## Records provided
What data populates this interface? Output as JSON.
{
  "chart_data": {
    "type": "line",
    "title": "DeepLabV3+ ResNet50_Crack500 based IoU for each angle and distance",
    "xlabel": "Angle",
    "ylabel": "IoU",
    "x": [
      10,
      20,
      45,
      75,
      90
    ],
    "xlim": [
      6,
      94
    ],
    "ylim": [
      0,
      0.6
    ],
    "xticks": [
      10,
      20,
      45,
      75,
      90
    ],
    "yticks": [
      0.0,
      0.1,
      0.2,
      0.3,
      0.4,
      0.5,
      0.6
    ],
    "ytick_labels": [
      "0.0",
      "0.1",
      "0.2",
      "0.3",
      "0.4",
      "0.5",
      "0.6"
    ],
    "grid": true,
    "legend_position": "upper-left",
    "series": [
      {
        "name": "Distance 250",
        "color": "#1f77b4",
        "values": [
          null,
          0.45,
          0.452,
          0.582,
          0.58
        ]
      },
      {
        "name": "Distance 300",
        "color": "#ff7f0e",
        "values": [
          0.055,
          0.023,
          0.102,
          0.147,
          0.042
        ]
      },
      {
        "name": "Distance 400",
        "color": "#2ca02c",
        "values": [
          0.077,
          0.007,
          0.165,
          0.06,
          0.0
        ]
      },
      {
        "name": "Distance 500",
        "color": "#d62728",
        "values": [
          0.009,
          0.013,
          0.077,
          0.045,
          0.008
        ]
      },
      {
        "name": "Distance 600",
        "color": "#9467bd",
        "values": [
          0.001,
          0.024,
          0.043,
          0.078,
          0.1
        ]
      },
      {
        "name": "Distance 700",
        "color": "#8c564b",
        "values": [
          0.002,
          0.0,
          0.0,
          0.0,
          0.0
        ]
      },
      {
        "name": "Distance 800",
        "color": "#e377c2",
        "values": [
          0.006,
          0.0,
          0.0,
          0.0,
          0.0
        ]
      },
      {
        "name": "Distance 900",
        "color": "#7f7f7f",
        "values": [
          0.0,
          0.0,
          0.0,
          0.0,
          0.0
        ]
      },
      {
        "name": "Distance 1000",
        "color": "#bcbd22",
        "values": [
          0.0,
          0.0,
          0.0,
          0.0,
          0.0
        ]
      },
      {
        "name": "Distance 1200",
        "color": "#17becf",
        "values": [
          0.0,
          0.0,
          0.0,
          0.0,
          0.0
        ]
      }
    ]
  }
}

## What to produce
Retype the listing. Match it exactly.

## Finished exercise
What data populates this interface? Output as JSON.
{
  "chart_data": {
    "type": "line",
    "title": "DeepLabV3+ ResNet50_Crack500 based IoU for each angle and distance",
    "xlabel": "Angle",
    "ylabel": "IoU",
    "x": [
      10,
      20,
      45,
      75,
      90
    ],
    "xlim": [
      6,
      94
    ],
    "ylim": [
      0,
      0.6
    ],
    "xticks": [
      10,
      20,
      45,
      75,
      90
    ],
    "yticks": [
      0.0,
      0.1,
      0.2,
      0.3,
      0.4,
      0.5,
      0.6
    ],
    "ytick_labels": [
      "0.0",
      "0.1",
      "0.2",
      "0.3",
      "0.4",
      "0.5",
      "0.6"
    ],
    "grid": true,
    "legend_position": "upper-left",
    "series": [
      {
        "name": "Distance 250",
        "color": "#1f77b4",
        "values": [
          null,
          0.45,
          0.452,
          0.582,
          0.58
        ]
      },
      {
        "name": "Distance 300",
        "color": "#ff7f0e",
        "values": [
          0.055,
          0.023,
          0.102,
          0.147,
          0.042
        ]
      },
      {
        "name": "Distance 400",
        "color": "#2ca02c",
        "values": [
          0.077,
          0.007,
          0.165,
          0.06,
          0.0
        ]
      },
      {
        "name": "Distance 500",
        "color": "#d62728",
        "values": [
          0.009,
          0.013,
          0.077,
          0.045,
          0.008
        ]
      },
      {
        "name": "Distance 600",
        "color": "#9467bd",
        "values": [
          0.001,
          0.024,
          0.043,
          0.078,
          0.1
        ]
      },
      {
        "name": "Distance 700",
        "color": "#8c564b",
        "values": [
          0.002,
          0.0,
          0.0,
          0.0,
          0.0
        ]
      },
      {
        "name": "Distance 800",
        "color": "#e377c2",
        "values": [
          0.006,
          0.0,
          0.0,
          0.0,
          0.0
        ]
      },
      {
        "name": "Distance 900",
        "color": "#7f7f7f",
        "values": [
          0.0,
          0.0,
          0.0,
          0.0,
          0.0
        ]
      },
      {
        "name": "Distance 1000",
        "color": "#bcbd22",
        "values": [
          0.0,
          0.0,
          0.0,
          0.0,
          0.0
        ]
      },
      {
        "name": "Distance 1200",
        "color": "#17becf",
        "values": [
          0.0,
          0.0,
          0.0,
          0.0,
          0.0
        ]
      }
    ]
  }
}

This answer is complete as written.